-------- INPUT ROWS
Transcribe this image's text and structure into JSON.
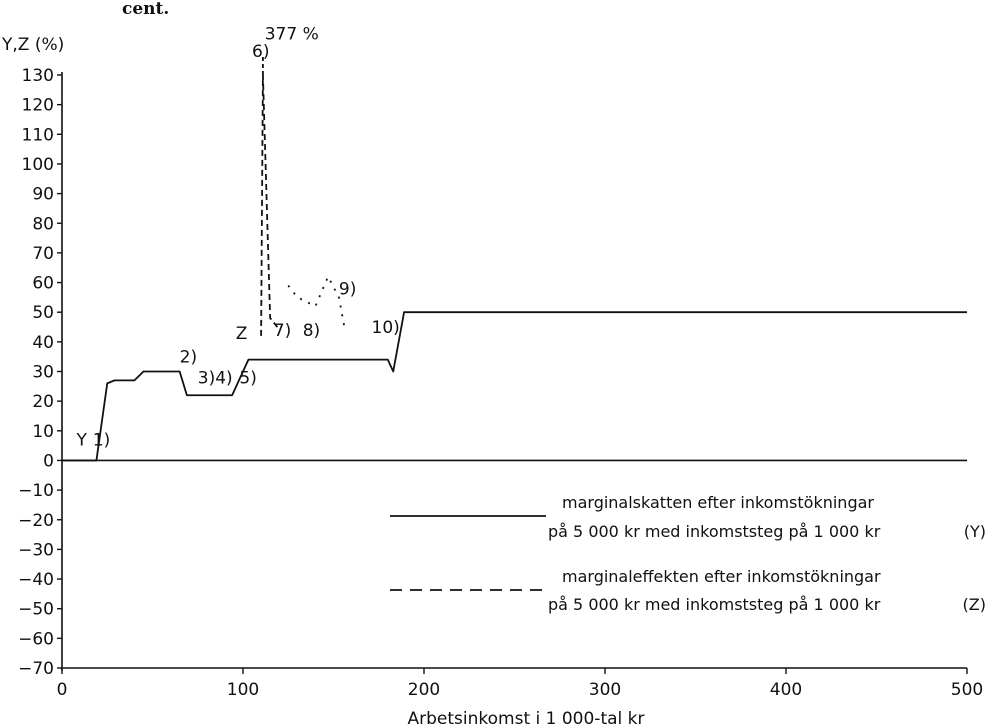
{
  "header_fragment": "cent.",
  "chart_data": {
    "type": "line",
    "title": "",
    "ylabel": "Y,Z (%)",
    "xlabel": "Arbetsinkomst i 1 000-tal kr",
    "xlim": [
      0,
      500
    ],
    "ylim": [
      -70,
      130
    ],
    "x_ticks": [
      0,
      100,
      200,
      300,
      400,
      500
    ],
    "y_ticks": [
      130,
      120,
      110,
      100,
      90,
      80,
      70,
      60,
      50,
      40,
      30,
      20,
      10,
      0,
      -10,
      -20,
      -30,
      -40,
      -50,
      -60,
      -70
    ],
    "y_tick_labels": [
      "130",
      "120",
      "110",
      "100",
      "90",
      "80",
      "70",
      "60",
      "50",
      "40",
      "30",
      "20",
      "10",
      "0",
      "−10",
      "−20",
      "−30",
      "−40",
      "−50",
      "−60",
      "−70"
    ],
    "grid": false,
    "series": [
      {
        "id": "Y",
        "style": "solid",
        "points": [
          [
            0,
            0
          ],
          [
            19,
            0
          ],
          [
            25,
            26
          ],
          [
            29,
            27
          ],
          [
            40,
            27
          ],
          [
            45,
            30
          ],
          [
            65,
            30
          ],
          [
            69,
            22
          ],
          [
            94,
            22
          ],
          [
            103,
            34
          ],
          [
            180,
            34
          ],
          [
            183,
            30
          ],
          [
            189,
            50
          ],
          [
            500,
            50
          ]
        ]
      },
      {
        "id": "Z",
        "style": "dashed",
        "points": [
          [
            110,
            42
          ],
          [
            111,
            130
          ],
          [
            115,
            48
          ],
          [
            119,
            45
          ]
        ]
      },
      {
        "id": "Z-scattered",
        "style": "dotted",
        "points": [
          [
            125,
            59
          ],
          [
            130,
            55
          ],
          [
            140,
            52
          ],
          [
            147,
            62
          ],
          [
            153,
            55
          ],
          [
            156,
            45
          ]
        ]
      }
    ],
    "annotations": [
      {
        "text": "377 %",
        "x": 112,
        "y": 142
      },
      {
        "text": "6)",
        "x": 105,
        "y": 136
      },
      {
        "text": "Y",
        "x": 8,
        "y": 5
      },
      {
        "text": "1)",
        "x": 17,
        "y": 5
      },
      {
        "text": "2)",
        "x": 65,
        "y": 33
      },
      {
        "text": "3)4)",
        "x": 75,
        "y": 26
      },
      {
        "text": "5)",
        "x": 98,
        "y": 26
      },
      {
        "text": "Z",
        "x": 96,
        "y": 41
      },
      {
        "text": "7)",
        "x": 117,
        "y": 42
      },
      {
        "text": "8)",
        "x": 133,
        "y": 42
      },
      {
        "text": "9)",
        "x": 153,
        "y": 56
      },
      {
        "text": "10)",
        "x": 171,
        "y": 43
      }
    ],
    "legend": {
      "placement": "bottom-right",
      "entries": [
        {
          "style": "solid",
          "line1": "marginalskatten efter inkomstökningar",
          "line2": "på 5 000 kr med inkomststeg på 1 000 kr",
          "tag": "(Y)"
        },
        {
          "style": "dashed",
          "line1": "marginaleffekten efter inkomstökningar",
          "line2": "på 5 000 kr med inkomststeg på 1 000 kr",
          "tag": "(Z)"
        }
      ]
    }
  }
}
----------------
◆ YOUR INSTRUCTIONS
Extract each line holding the word "efter" from the records.

◆ RESULT OF THE TASK
          "line1": "marginalskatten efter inkomstökningar",
          "line1": "marginaleffekten efter inkomstökningar",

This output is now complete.